[PROVIDED MATERIAL]:
-.-.-
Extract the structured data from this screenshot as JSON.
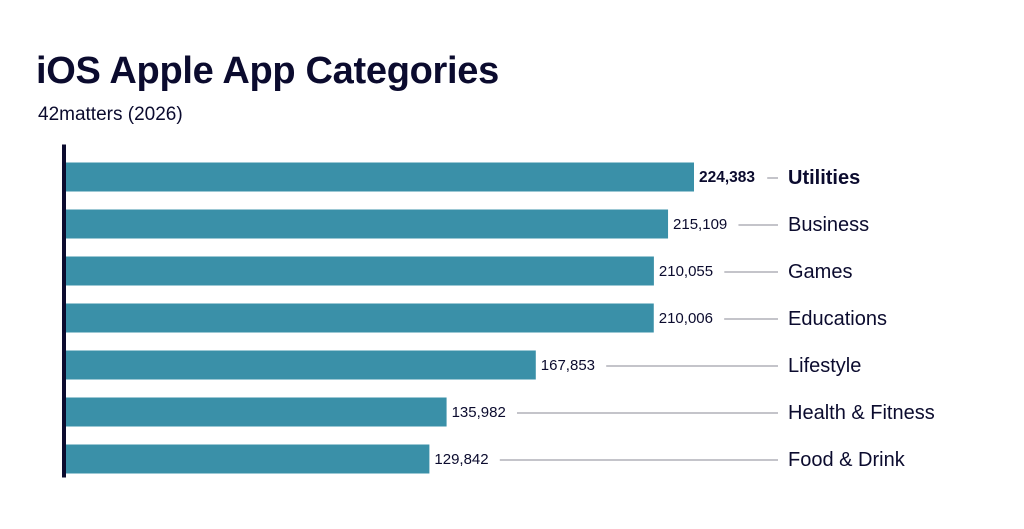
{
  "chart_data": {
    "type": "bar",
    "orientation": "horizontal",
    "title": "iOS Apple App Categories",
    "subtitle": "42matters (2026)",
    "categories": [
      "Utilities",
      "Business",
      "Games",
      "Educations",
      "Lifestyle",
      "Health & Fitness",
      "Food & Drink"
    ],
    "values": [
      224383,
      215109,
      210055,
      210006,
      167853,
      135982,
      129842
    ],
    "value_labels": [
      "224,383",
      "215,109",
      "210,055",
      "210,006",
      "167,853",
      "135,982",
      "129,842"
    ],
    "highlighted_category": "Utilities",
    "xlim": [
      0,
      224383
    ],
    "grid": false,
    "legend": "none",
    "bar_color": "#3a90a8",
    "axis_color": "#0b0b2e",
    "text_color": "#0b0b2e",
    "leader_color": "#8a8a96"
  }
}
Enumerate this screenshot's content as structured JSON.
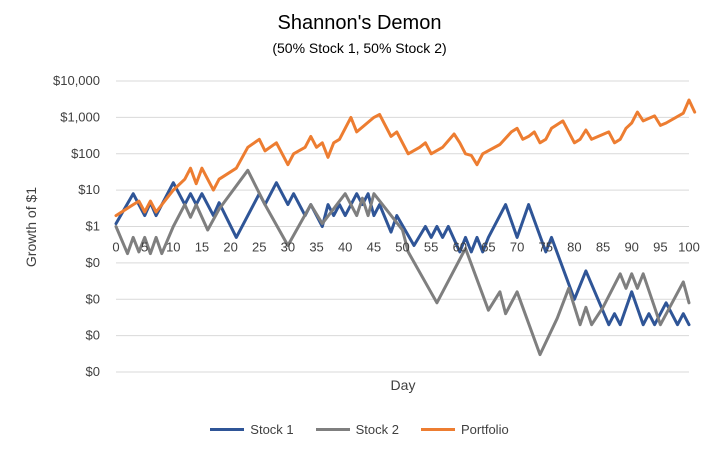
{
  "chart_data": {
    "type": "line",
    "title": "Shannon's Demon",
    "subtitle": "(50% Stock 1, 50% Stock 2)",
    "xlabel": "Day",
    "ylabel": "Growth of $1",
    "y_scale": "log",
    "ylim": [
      0.0001,
      10000
    ],
    "xlim": [
      0,
      100
    ],
    "y_tick_values": [
      0.0001,
      0.001,
      0.01,
      0.1,
      1,
      10,
      100,
      1000,
      10000
    ],
    "y_tick_labels": [
      "$0",
      "$0",
      "$0",
      "$0",
      "$1",
      "$10",
      "$100",
      "$1,000",
      "$10,000"
    ],
    "x_tick_values": [
      0,
      5,
      10,
      15,
      20,
      25,
      30,
      35,
      40,
      45,
      50,
      55,
      60,
      65,
      70,
      75,
      80,
      85,
      90,
      95,
      100
    ],
    "x_tick_labels": [
      "0",
      "5",
      "10",
      "15",
      "20",
      "25",
      "30",
      "35",
      "40",
      "45",
      "50",
      "55",
      "60",
      "65",
      "70",
      "75",
      "80",
      "85",
      "90",
      "95",
      "100"
    ],
    "grid": true,
    "legend_position": "bottom",
    "series": [
      {
        "name": "Stock 1",
        "color": "#2F5597",
        "points": [
          [
            0,
            1.2
          ],
          [
            3,
            8
          ],
          [
            5,
            2
          ],
          [
            6,
            4.5
          ],
          [
            7,
            2
          ],
          [
            10,
            16
          ],
          [
            12,
            4
          ],
          [
            13,
            8
          ],
          [
            14,
            4
          ],
          [
            15,
            8
          ],
          [
            17,
            2
          ],
          [
            18,
            4.5
          ],
          [
            21,
            0.5
          ],
          [
            25,
            8
          ],
          [
            26,
            4
          ],
          [
            28,
            16
          ],
          [
            30,
            4
          ],
          [
            31,
            8
          ],
          [
            33,
            2
          ],
          [
            34,
            4
          ],
          [
            36,
            1
          ],
          [
            37,
            4
          ],
          [
            38,
            2
          ],
          [
            39,
            4
          ],
          [
            40,
            2
          ],
          [
            42,
            8
          ],
          [
            43,
            4
          ],
          [
            44,
            8
          ],
          [
            45,
            2
          ],
          [
            46,
            4
          ],
          [
            48,
            0.7
          ],
          [
            49,
            2
          ],
          [
            52,
            0.3
          ],
          [
            54,
            1
          ],
          [
            55,
            0.5
          ],
          [
            56,
            1
          ],
          [
            57,
            0.5
          ],
          [
            58,
            1
          ],
          [
            60,
            0.2
          ],
          [
            61,
            0.5
          ],
          [
            62,
            0.2
          ],
          [
            63,
            0.5
          ],
          [
            64,
            0.2
          ],
          [
            65,
            0.5
          ],
          [
            68,
            4
          ],
          [
            70,
            0.5
          ],
          [
            72,
            4
          ],
          [
            75,
            0.2
          ],
          [
            76,
            0.5
          ],
          [
            80,
            0.01
          ],
          [
            82,
            0.06
          ],
          [
            86,
            0.002
          ],
          [
            87,
            0.004
          ],
          [
            88,
            0.002
          ],
          [
            90,
            0.016
          ],
          [
            92,
            0.002
          ],
          [
            93,
            0.004
          ],
          [
            94,
            0.002
          ],
          [
            96,
            0.008
          ],
          [
            98,
            0.002
          ],
          [
            99,
            0.004
          ],
          [
            100,
            0.002
          ]
        ]
      },
      {
        "name": "Stock 2",
        "color": "#7F7F7F",
        "points": [
          [
            0,
            1
          ],
          [
            2,
            0.18
          ],
          [
            3,
            0.5
          ],
          [
            4,
            0.2
          ],
          [
            5,
            0.5
          ],
          [
            6,
            0.18
          ],
          [
            7,
            0.5
          ],
          [
            8,
            0.18
          ],
          [
            10,
            1
          ],
          [
            12,
            4
          ],
          [
            13,
            1.8
          ],
          [
            14,
            4
          ],
          [
            16,
            0.8
          ],
          [
            18,
            3
          ],
          [
            23,
            35
          ],
          [
            26,
            4
          ],
          [
            30,
            0.3
          ],
          [
            34,
            4
          ],
          [
            36,
            1.2
          ],
          [
            40,
            8
          ],
          [
            42,
            2
          ],
          [
            43,
            6
          ],
          [
            44,
            2
          ],
          [
            45,
            8
          ],
          [
            50,
            0.8
          ],
          [
            51,
            0.2
          ],
          [
            56,
            0.008
          ],
          [
            61,
            0.25
          ],
          [
            65,
            0.005
          ],
          [
            67,
            0.016
          ],
          [
            68,
            0.004
          ],
          [
            70,
            0.016
          ],
          [
            74,
            0.0003
          ],
          [
            77,
            0.003
          ],
          [
            79,
            0.02
          ],
          [
            81,
            0.002
          ],
          [
            82,
            0.006
          ],
          [
            83,
            0.002
          ],
          [
            85,
            0.006
          ],
          [
            88,
            0.05
          ],
          [
            89,
            0.02
          ],
          [
            90,
            0.05
          ],
          [
            91,
            0.02
          ],
          [
            92,
            0.05
          ],
          [
            94,
            0.006
          ],
          [
            95,
            0.002
          ],
          [
            99,
            0.03
          ],
          [
            100,
            0.008
          ]
        ]
      },
      {
        "name": "Portfolio",
        "color": "#ED7D31",
        "points": [
          [
            0,
            2
          ],
          [
            3,
            4
          ],
          [
            4,
            5
          ],
          [
            5,
            2.5
          ],
          [
            6,
            5
          ],
          [
            7,
            2.5
          ],
          [
            10,
            10
          ],
          [
            12,
            20
          ],
          [
            13,
            40
          ],
          [
            14,
            15
          ],
          [
            15,
            40
          ],
          [
            17,
            10
          ],
          [
            18,
            20
          ],
          [
            21,
            40
          ],
          [
            23,
            150
          ],
          [
            25,
            250
          ],
          [
            26,
            120
          ],
          [
            28,
            200
          ],
          [
            30,
            50
          ],
          [
            31,
            100
          ],
          [
            33,
            150
          ],
          [
            34,
            300
          ],
          [
            35,
            150
          ],
          [
            36,
            200
          ],
          [
            37,
            80
          ],
          [
            38,
            200
          ],
          [
            39,
            250
          ],
          [
            41,
            1000
          ],
          [
            42,
            400
          ],
          [
            45,
            1000
          ],
          [
            46,
            1200
          ],
          [
            48,
            300
          ],
          [
            49,
            400
          ],
          [
            51,
            100
          ],
          [
            53,
            150
          ],
          [
            54,
            200
          ],
          [
            55,
            100
          ],
          [
            57,
            150
          ],
          [
            59,
            350
          ],
          [
            60,
            200
          ],
          [
            61,
            100
          ],
          [
            62,
            90
          ],
          [
            63,
            50
          ],
          [
            64,
            100
          ],
          [
            67,
            180
          ],
          [
            69,
            400
          ],
          [
            70,
            500
          ],
          [
            71,
            250
          ],
          [
            72,
            300
          ],
          [
            73,
            400
          ],
          [
            74,
            200
          ],
          [
            75,
            250
          ],
          [
            76,
            500
          ],
          [
            78,
            800
          ],
          [
            80,
            200
          ],
          [
            81,
            250
          ],
          [
            82,
            450
          ],
          [
            83,
            250
          ],
          [
            86,
            400
          ],
          [
            87,
            200
          ],
          [
            88,
            250
          ],
          [
            89,
            500
          ],
          [
            90,
            700
          ],
          [
            91,
            1400
          ],
          [
            92,
            800
          ],
          [
            94,
            1100
          ],
          [
            95,
            600
          ],
          [
            96,
            700
          ],
          [
            99,
            1300
          ],
          [
            100,
            3000
          ],
          [
            101,
            1400
          ]
        ]
      }
    ]
  }
}
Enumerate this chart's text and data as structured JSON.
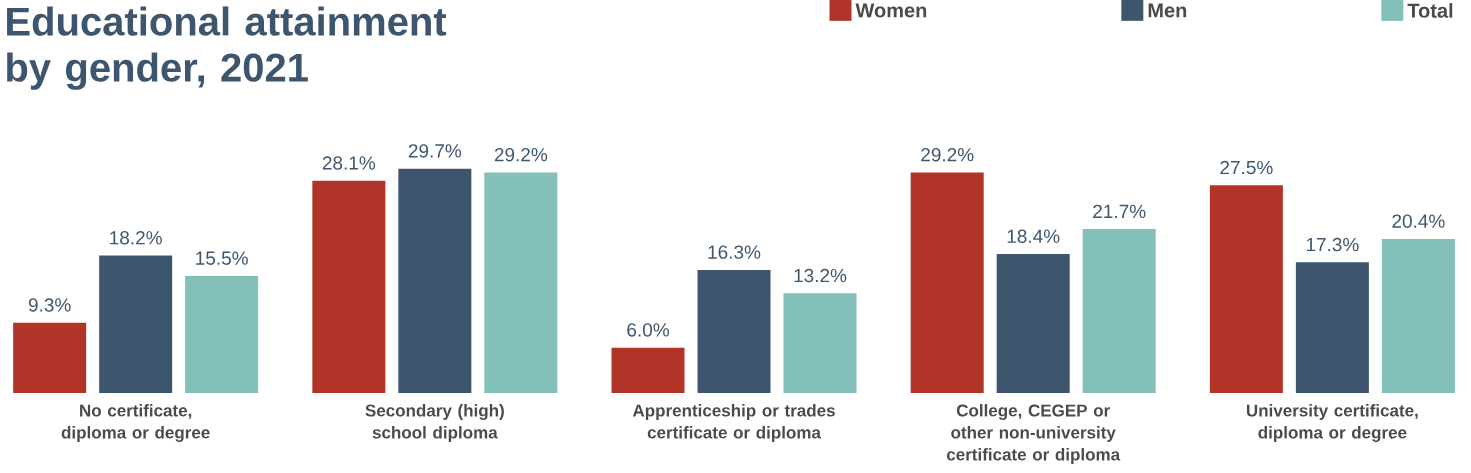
{
  "chart_data": {
    "type": "bar",
    "title": "Educational attainment by gender, 2021",
    "categories": [
      "No certificate, diploma or degree",
      "Secondary (high) school diploma",
      "Apprenticeship or trades certificate or diploma",
      "College, CEGEP or other non-university certificate or diploma",
      "University certificate, diploma or degree"
    ],
    "series": [
      {
        "name": "Women",
        "color": "#b03427",
        "values": [
          9.3,
          28.1,
          6.0,
          29.2,
          27.5
        ],
        "value_labels": [
          "9.3%",
          "28.1%",
          "6.0%",
          "29.2%",
          "27.5%"
        ]
      },
      {
        "name": "Men",
        "color": "#3d566e",
        "values": [
          18.2,
          29.7,
          16.3,
          18.4,
          17.3
        ],
        "value_labels": [
          "18.2%",
          "29.7%",
          "16.3%",
          "18.4%",
          "17.3%"
        ]
      },
      {
        "name": "Total",
        "color": "#83c0ba",
        "values": [
          15.5,
          29.2,
          13.2,
          21.7,
          20.4
        ],
        "value_labels": [
          "15.5%",
          "29.2%",
          "13.2%",
          "21.7%",
          "20.4%"
        ]
      }
    ],
    "legend": "top right"
  }
}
-.-.-
[GOAL]:
In the lines above, find each one with "Stock" and list it.

[SOLUTION FOR THIS PROBLEM]:
    "subtitle": "(50% Stock 1, 50% Stock 2)",
        "name": "Stock 1",
        "name": "Stock 2",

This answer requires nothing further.